START Recorded information

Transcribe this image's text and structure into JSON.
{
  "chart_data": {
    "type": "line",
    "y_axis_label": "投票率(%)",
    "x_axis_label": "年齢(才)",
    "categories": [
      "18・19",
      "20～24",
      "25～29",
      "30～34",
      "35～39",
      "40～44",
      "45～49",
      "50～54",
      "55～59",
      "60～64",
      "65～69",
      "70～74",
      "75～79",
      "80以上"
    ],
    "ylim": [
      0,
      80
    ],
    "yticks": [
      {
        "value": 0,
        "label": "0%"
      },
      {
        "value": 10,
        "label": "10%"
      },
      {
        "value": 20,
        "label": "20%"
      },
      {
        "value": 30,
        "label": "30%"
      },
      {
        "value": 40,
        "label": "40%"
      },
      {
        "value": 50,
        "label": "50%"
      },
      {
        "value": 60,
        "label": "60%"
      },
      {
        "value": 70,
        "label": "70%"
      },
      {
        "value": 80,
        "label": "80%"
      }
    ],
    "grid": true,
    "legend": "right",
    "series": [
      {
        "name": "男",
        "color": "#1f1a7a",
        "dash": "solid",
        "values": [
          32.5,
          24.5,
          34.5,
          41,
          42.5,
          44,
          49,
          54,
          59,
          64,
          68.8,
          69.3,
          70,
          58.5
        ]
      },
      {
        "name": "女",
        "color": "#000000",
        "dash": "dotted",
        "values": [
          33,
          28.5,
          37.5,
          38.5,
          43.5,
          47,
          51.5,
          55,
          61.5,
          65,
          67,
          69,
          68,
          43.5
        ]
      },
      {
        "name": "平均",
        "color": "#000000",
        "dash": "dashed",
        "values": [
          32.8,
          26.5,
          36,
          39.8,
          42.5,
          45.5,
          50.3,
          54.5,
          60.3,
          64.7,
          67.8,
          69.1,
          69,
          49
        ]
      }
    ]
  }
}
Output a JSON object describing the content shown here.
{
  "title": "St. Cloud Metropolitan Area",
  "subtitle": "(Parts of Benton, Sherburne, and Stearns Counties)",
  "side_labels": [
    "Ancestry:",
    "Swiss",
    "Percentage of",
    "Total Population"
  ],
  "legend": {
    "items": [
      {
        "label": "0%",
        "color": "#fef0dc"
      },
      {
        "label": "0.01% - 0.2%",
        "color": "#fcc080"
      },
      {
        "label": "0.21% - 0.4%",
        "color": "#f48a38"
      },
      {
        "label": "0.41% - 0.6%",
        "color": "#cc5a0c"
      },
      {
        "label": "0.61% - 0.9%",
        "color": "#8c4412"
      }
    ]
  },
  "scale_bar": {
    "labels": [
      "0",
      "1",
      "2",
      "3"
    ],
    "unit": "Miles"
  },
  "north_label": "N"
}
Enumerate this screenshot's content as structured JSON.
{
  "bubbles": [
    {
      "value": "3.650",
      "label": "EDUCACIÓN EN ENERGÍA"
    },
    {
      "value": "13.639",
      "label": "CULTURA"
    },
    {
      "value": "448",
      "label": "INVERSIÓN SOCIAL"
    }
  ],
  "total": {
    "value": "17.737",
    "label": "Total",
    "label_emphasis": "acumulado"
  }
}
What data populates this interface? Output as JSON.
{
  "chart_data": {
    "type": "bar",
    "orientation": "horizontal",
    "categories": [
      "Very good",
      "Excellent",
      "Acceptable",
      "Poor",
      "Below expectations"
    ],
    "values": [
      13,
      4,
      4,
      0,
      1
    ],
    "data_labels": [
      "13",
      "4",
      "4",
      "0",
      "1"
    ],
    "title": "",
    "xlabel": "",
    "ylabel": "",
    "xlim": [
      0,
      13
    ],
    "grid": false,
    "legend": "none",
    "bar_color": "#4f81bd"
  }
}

END Recorded information

Goal
Extract every line of the records above that contains the word "this".

Right answer
Transcribe this image's text and structure into JSON.
Enumerate this screenshot's content as structured JSON.
What data populates this interface? Output as JSON.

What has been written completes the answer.